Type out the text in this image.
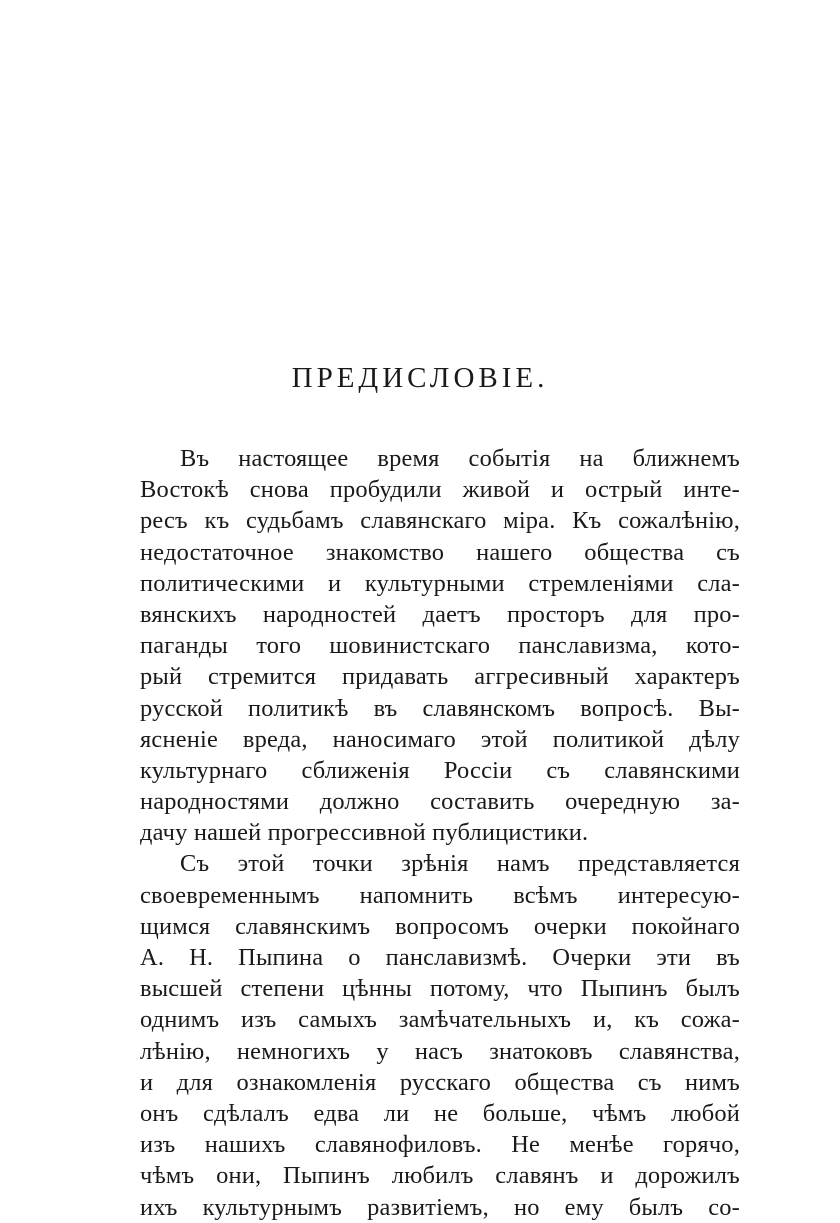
ПРЕДИСЛОВІЕ.
Въ настоящее время событія на ближнемъ
Востокѣ снова пробудили живой и острый инте-
ресъ къ судьбамъ славянскаго міра. Къ сожалѣнію,
недостаточное знакомство нашего общества съ
политическими и культурными стремленіями сла-
вянскихъ народностей даетъ просторъ для про-
паганды того шовинистскаго панславизма, кото-
рый стремится придавать аггресивный характеръ
русской политикѣ въ славянскомъ вопросѣ. Вы-
ясненіе вреда, наносимаго этой политикой дѣлу
культурнаго сближенія Россіи съ славянскими
народностями должно составить очередную за-
дачу нашей прогрессивной публицистики.
Съ этой точки зрѣнія намъ представляется
своевременнымъ напомнить всѣмъ интересую-
щимся славянскимъ вопросомъ очерки покойнаго
А. Н. Пыпина о панславизмѣ. Очерки эти въ
высшей степени цѣнны потому, что Пыпинъ былъ
однимъ изъ самыхъ замѣчательныхъ и, къ сожа-
лѣнію, немногихъ у насъ знатоковъ славянства,
и для ознакомленія русскаго общества съ нимъ
онъ сдѣлалъ едва ли не больше, чѣмъ любой
изъ нашихъ славянофиловъ. Не менѣе горячо,
чѣмъ они, Пыпинъ любилъ славянъ и дорожилъ
ихъ культурнымъ развитіемъ, но ему былъ со-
============================================================
Copy the whole listing above word for word but do not carry over the pictures.

**EXERCISE RESULT**
Type out the text in this image.
ПРЕДИСЛОВІЕ.
Въ настоящее время событія на ближнемъ
Востокѣ снова пробудили живой и острый инте-
ресъ къ судьбамъ славянскаго міра. Къ сожалѣнію,
недостаточное знакомство нашего общества съ
политическими и культурными стремленіями сла-
вянскихъ народностей даетъ просторъ для про-
паганды того шовинистскаго панславизма, кото-
рый стремится придавать аггресивный характеръ
русской политикѣ въ славянскомъ вопросѣ. Вы-
ясненіе вреда, наносимаго этой политикой дѣлу
культурнаго сближенія Россіи съ славянскими
народностями должно составить очередную за-
дачу нашей прогрессивной публицистики.
Съ этой точки зрѣнія намъ представляется
своевременнымъ напомнить всѣмъ интересую-
щимся славянскимъ вопросомъ очерки покойнаго
А. Н. Пыпина о панславизмѣ. Очерки эти въ
высшей степени цѣнны потому, что Пыпинъ былъ
однимъ изъ самыхъ замѣчательныхъ и, къ сожа-
лѣнію, немногихъ у насъ знатоковъ славянства,
и для ознакомленія русскаго общества съ нимъ
онъ сдѣлалъ едва ли не больше, чѣмъ любой
изъ нашихъ славянофиловъ. Не менѣе горячо,
чѣмъ они, Пыпинъ любилъ славянъ и дорожилъ
ихъ культурнымъ развитіемъ, но ему былъ со-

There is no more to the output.